▶ [What needs to be done] Return the full material exactly.

(Dataset entries)
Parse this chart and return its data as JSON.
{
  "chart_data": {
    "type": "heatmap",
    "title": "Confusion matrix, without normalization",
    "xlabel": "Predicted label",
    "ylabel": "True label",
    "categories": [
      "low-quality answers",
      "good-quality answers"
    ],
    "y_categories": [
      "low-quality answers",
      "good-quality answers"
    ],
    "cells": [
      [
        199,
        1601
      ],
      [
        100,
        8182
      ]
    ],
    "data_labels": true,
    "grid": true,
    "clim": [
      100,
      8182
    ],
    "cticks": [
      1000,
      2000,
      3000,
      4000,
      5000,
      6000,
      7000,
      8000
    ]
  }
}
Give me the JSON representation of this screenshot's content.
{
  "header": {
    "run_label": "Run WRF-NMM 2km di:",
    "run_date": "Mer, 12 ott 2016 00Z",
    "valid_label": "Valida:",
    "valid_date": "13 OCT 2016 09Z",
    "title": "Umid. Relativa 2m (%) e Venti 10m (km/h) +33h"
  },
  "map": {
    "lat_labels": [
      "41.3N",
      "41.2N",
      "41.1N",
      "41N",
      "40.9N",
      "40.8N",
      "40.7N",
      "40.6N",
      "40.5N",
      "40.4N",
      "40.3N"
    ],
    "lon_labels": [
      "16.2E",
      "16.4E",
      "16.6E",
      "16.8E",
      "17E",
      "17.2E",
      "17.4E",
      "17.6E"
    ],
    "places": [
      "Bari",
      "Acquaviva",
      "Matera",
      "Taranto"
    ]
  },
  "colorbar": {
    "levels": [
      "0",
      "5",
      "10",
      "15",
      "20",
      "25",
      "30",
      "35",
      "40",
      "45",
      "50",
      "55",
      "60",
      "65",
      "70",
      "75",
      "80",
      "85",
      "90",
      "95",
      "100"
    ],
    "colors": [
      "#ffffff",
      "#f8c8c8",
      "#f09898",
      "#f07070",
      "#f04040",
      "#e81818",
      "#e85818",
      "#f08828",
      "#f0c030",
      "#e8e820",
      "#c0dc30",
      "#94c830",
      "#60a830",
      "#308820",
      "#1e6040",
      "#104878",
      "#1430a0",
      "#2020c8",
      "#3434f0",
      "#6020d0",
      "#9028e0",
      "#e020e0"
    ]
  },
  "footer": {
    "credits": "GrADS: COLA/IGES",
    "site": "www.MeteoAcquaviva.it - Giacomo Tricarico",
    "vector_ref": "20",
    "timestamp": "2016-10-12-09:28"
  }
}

▶ [Answer to this problem]
Parse this chart and return its data as JSON.
{
  "chart_data": {
    "type": "heatmap",
    "title": "Confusion matrix, without normalization",
    "xlabel": "Predicted label",
    "ylabel": "True label",
    "categories": [
      "low-quality answers",
      "good-quality answers"
    ],
    "y_categories": [
      "low-quality answers",
      "good-quality answers"
    ],
    "cells": [
      [
        199,
        1601
      ],
      [
        100,
        8182
      ]
    ],
    "data_labels": true,
    "grid": true,
    "clim": [
      100,
      8182
    ],
    "cticks": [
      1000,
      2000,
      3000,
      4000,
      5000,
      6000,
      7000,
      8000
    ]
  }
}
Give me the JSON representation of this screenshot's content.
{
  "header": {
    "run_label": "Run WRF-NMM 2km di:",
    "run_date": "Mer, 12 ott 2016 00Z",
    "valid_label": "Valida:",
    "valid_date": "13 OCT 2016 09Z",
    "title": "Umid. Relativa 2m (%) e Venti 10m (km/h) +33h"
  },
  "map": {
    "lat_labels": [
      "41.3N",
      "41.2N",
      "41.1N",
      "41N",
      "40.9N",
      "40.8N",
      "40.7N",
      "40.6N",
      "40.5N",
      "40.4N",
      "40.3N"
    ],
    "lon_labels": [
      "16.2E",
      "16.4E",
      "16.6E",
      "16.8E",
      "17E",
      "17.2E",
      "17.4E",
      "17.6E"
    ],
    "places": [
      "Bari",
      "Acquaviva",
      "Matera",
      "Taranto"
    ]
  },
  "colorbar": {
    "levels": [
      "0",
      "5",
      "10",
      "15",
      "20",
      "25",
      "30",
      "35",
      "40",
      "45",
      "50",
      "55",
      "60",
      "65",
      "70",
      "75",
      "80",
      "85",
      "90",
      "95",
      "100"
    ],
    "colors": [
      "#ffffff",
      "#f8c8c8",
      "#f09898",
      "#f07070",
      "#f04040",
      "#e81818",
      "#e85818",
      "#f08828",
      "#f0c030",
      "#e8e820",
      "#c0dc30",
      "#94c830",
      "#60a830",
      "#308820",
      "#1e6040",
      "#104878",
      "#1430a0",
      "#2020c8",
      "#3434f0",
      "#6020d0",
      "#9028e0",
      "#e020e0"
    ]
  },
  "footer": {
    "credits": "GrADS: COLA/IGES",
    "site": "www.MeteoAcquaviva.it - Giacomo Tricarico",
    "vector_ref": "20",
    "timestamp": "2016-10-12-09:28"
  }
}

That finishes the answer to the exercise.